Omit every picture and output the rest of the records exactly as they are.

== == ==

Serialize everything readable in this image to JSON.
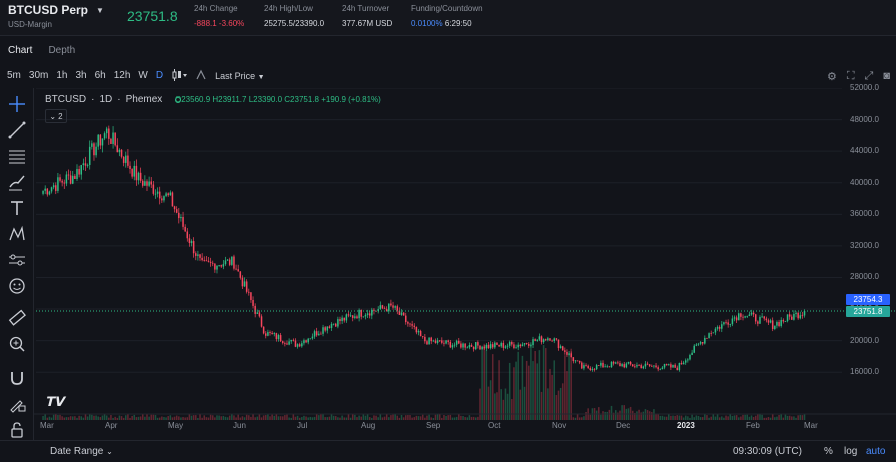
{
  "header": {
    "symbol": "BTCUSD Perp",
    "margin_type": "USD-Margin",
    "last_price": "23751.8",
    "change_label": "24h Change",
    "change_value": "-888.1 -3.60%",
    "hilo_label": "24h High/Low",
    "hilo_value": "25275.5/23390.0",
    "turnover_label": "24h Turnover",
    "turnover_value": "377.67M USD",
    "funding_label": "Funding/Countdown",
    "funding_rate": "0.0100%",
    "funding_countdown": "6:29:50"
  },
  "tabs": [
    "Chart",
    "Depth"
  ],
  "toolbar": {
    "timeframes": [
      "5m",
      "30m",
      "1h",
      "3h",
      "6h",
      "12h",
      "W",
      "D"
    ],
    "selected_timeframe": "D",
    "price_source": "Last Price"
  },
  "legend": {
    "symbol": "BTCUSD",
    "interval": "1D",
    "exchange": "Phemex",
    "ohlc": "O23560.9  H23911.7  L23390.0  C23751.8  +190.9 (+0.81%)",
    "collapse_count": "2"
  },
  "y_axis": [
    "52000.0",
    "48000.0",
    "44000.0",
    "40000.0",
    "36000.0",
    "32000.0",
    "28000.0",
    "24000.0",
    "20000.0",
    "16000.0"
  ],
  "price_tags": {
    "mark": "23754.3",
    "last": "23751.8",
    "mark_color": "#2962ff",
    "last_color": "#26a69a"
  },
  "x_axis": [
    "Mar",
    "Apr",
    "May",
    "Jun",
    "Jul",
    "Aug",
    "Sep",
    "Oct",
    "Nov",
    "Dec",
    "2023",
    "Feb",
    "Mar"
  ],
  "colors": {
    "up": "#2ebd85",
    "down": "#f6465d",
    "accent": "#4a8cff"
  },
  "footer": {
    "date_range": "Date Range",
    "clock": "09:30:09 (UTC)",
    "percent": "%",
    "log": "log",
    "auto": "auto"
  },
  "chart_data": {
    "type": "candlestick",
    "interval": "1D",
    "ylim": [
      14000,
      52000
    ],
    "x_labels": [
      "Mar",
      "Apr",
      "May",
      "Jun",
      "Jul",
      "Aug",
      "Sep",
      "Oct",
      "Nov",
      "Dec",
      "2023",
      "Feb",
      "Mar"
    ],
    "approx_close_path": [
      {
        "month": "Mar-start",
        "close": 39000
      },
      {
        "month": "Mar-mid",
        "close": 41000
      },
      {
        "month": "Apr-start",
        "close": 46500
      },
      {
        "month": "Apr-mid",
        "close": 40500
      },
      {
        "month": "May-start",
        "close": 38000
      },
      {
        "month": "May-mid",
        "close": 29500
      },
      {
        "month": "Jun-start",
        "close": 30000
      },
      {
        "month": "Jun-mid",
        "close": 21000
      },
      {
        "month": "Jul-start",
        "close": 19500
      },
      {
        "month": "Jul-mid",
        "close": 22000
      },
      {
        "month": "Aug-start",
        "close": 23500
      },
      {
        "month": "Aug-mid",
        "close": 24300
      },
      {
        "month": "Sep-start",
        "close": 20000
      },
      {
        "month": "Sep-mid",
        "close": 19500
      },
      {
        "month": "Oct-start",
        "close": 19300
      },
      {
        "month": "Oct-mid",
        "close": 19500
      },
      {
        "month": "Nov-start",
        "close": 20500
      },
      {
        "month": "Nov-mid",
        "close": 16500
      },
      {
        "month": "Dec-start",
        "close": 17000
      },
      {
        "month": "Dec-mid",
        "close": 16800
      },
      {
        "month": "2023-start",
        "close": 16600
      },
      {
        "month": "Jan-mid",
        "close": 21000
      },
      {
        "month": "Feb-start",
        "close": 23500
      },
      {
        "month": "Feb-mid",
        "close": 22000
      },
      {
        "month": "Feb-end",
        "close": 23751.8
      }
    ],
    "last_close": 23751.8
  }
}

== == ==

Full output.
Serialize everything readable in this image to JSON.
{
  "header": {
    "symbol": "BTCUSD Perp",
    "margin_type": "USD-Margin",
    "last_price": "23751.8",
    "change_label": "24h Change",
    "change_value": "-888.1 -3.60%",
    "hilo_label": "24h High/Low",
    "hilo_value": "25275.5/23390.0",
    "turnover_label": "24h Turnover",
    "turnover_value": "377.67M USD",
    "funding_label": "Funding/Countdown",
    "funding_rate": "0.0100%",
    "funding_countdown": "6:29:50"
  },
  "tabs": [
    "Chart",
    "Depth"
  ],
  "toolbar": {
    "timeframes": [
      "5m",
      "30m",
      "1h",
      "3h",
      "6h",
      "12h",
      "W",
      "D"
    ],
    "selected_timeframe": "D",
    "price_source": "Last Price"
  },
  "legend": {
    "symbol": "BTCUSD",
    "interval": "1D",
    "exchange": "Phemex",
    "ohlc": "O23560.9  H23911.7  L23390.0  C23751.8  +190.9 (+0.81%)",
    "collapse_count": "2"
  },
  "y_axis": [
    "52000.0",
    "48000.0",
    "44000.0",
    "40000.0",
    "36000.0",
    "32000.0",
    "28000.0",
    "24000.0",
    "20000.0",
    "16000.0"
  ],
  "price_tags": {
    "mark": "23754.3",
    "last": "23751.8",
    "mark_color": "#2962ff",
    "last_color": "#26a69a"
  },
  "x_axis": [
    "Mar",
    "Apr",
    "May",
    "Jun",
    "Jul",
    "Aug",
    "Sep",
    "Oct",
    "Nov",
    "Dec",
    "2023",
    "Feb",
    "Mar"
  ],
  "colors": {
    "up": "#2ebd85",
    "down": "#f6465d",
    "accent": "#4a8cff"
  },
  "footer": {
    "date_range": "Date Range",
    "clock": "09:30:09 (UTC)",
    "percent": "%",
    "log": "log",
    "auto": "auto"
  },
  "chart_data": {
    "type": "candlestick",
    "interval": "1D",
    "ylim": [
      14000,
      52000
    ],
    "x_labels": [
      "Mar",
      "Apr",
      "May",
      "Jun",
      "Jul",
      "Aug",
      "Sep",
      "Oct",
      "Nov",
      "Dec",
      "2023",
      "Feb",
      "Mar"
    ],
    "approx_close_path": [
      {
        "month": "Mar-start",
        "close": 39000
      },
      {
        "month": "Mar-mid",
        "close": 41000
      },
      {
        "month": "Apr-start",
        "close": 46500
      },
      {
        "month": "Apr-mid",
        "close": 40500
      },
      {
        "month": "May-start",
        "close": 38000
      },
      {
        "month": "May-mid",
        "close": 29500
      },
      {
        "month": "Jun-start",
        "close": 30000
      },
      {
        "month": "Jun-mid",
        "close": 21000
      },
      {
        "month": "Jul-start",
        "close": 19500
      },
      {
        "month": "Jul-mid",
        "close": 22000
      },
      {
        "month": "Aug-start",
        "close": 23500
      },
      {
        "month": "Aug-mid",
        "close": 24300
      },
      {
        "month": "Sep-start",
        "close": 20000
      },
      {
        "month": "Sep-mid",
        "close": 19500
      },
      {
        "month": "Oct-start",
        "close": 19300
      },
      {
        "month": "Oct-mid",
        "close": 19500
      },
      {
        "month": "Nov-start",
        "close": 20500
      },
      {
        "month": "Nov-mid",
        "close": 16500
      },
      {
        "month": "Dec-start",
        "close": 17000
      },
      {
        "month": "Dec-mid",
        "close": 16800
      },
      {
        "month": "2023-start",
        "close": 16600
      },
      {
        "month": "Jan-mid",
        "close": 21000
      },
      {
        "month": "Feb-start",
        "close": 23500
      },
      {
        "month": "Feb-mid",
        "close": 22000
      },
      {
        "month": "Feb-end",
        "close": 23751.8
      }
    ],
    "last_close": 23751.8
  }
}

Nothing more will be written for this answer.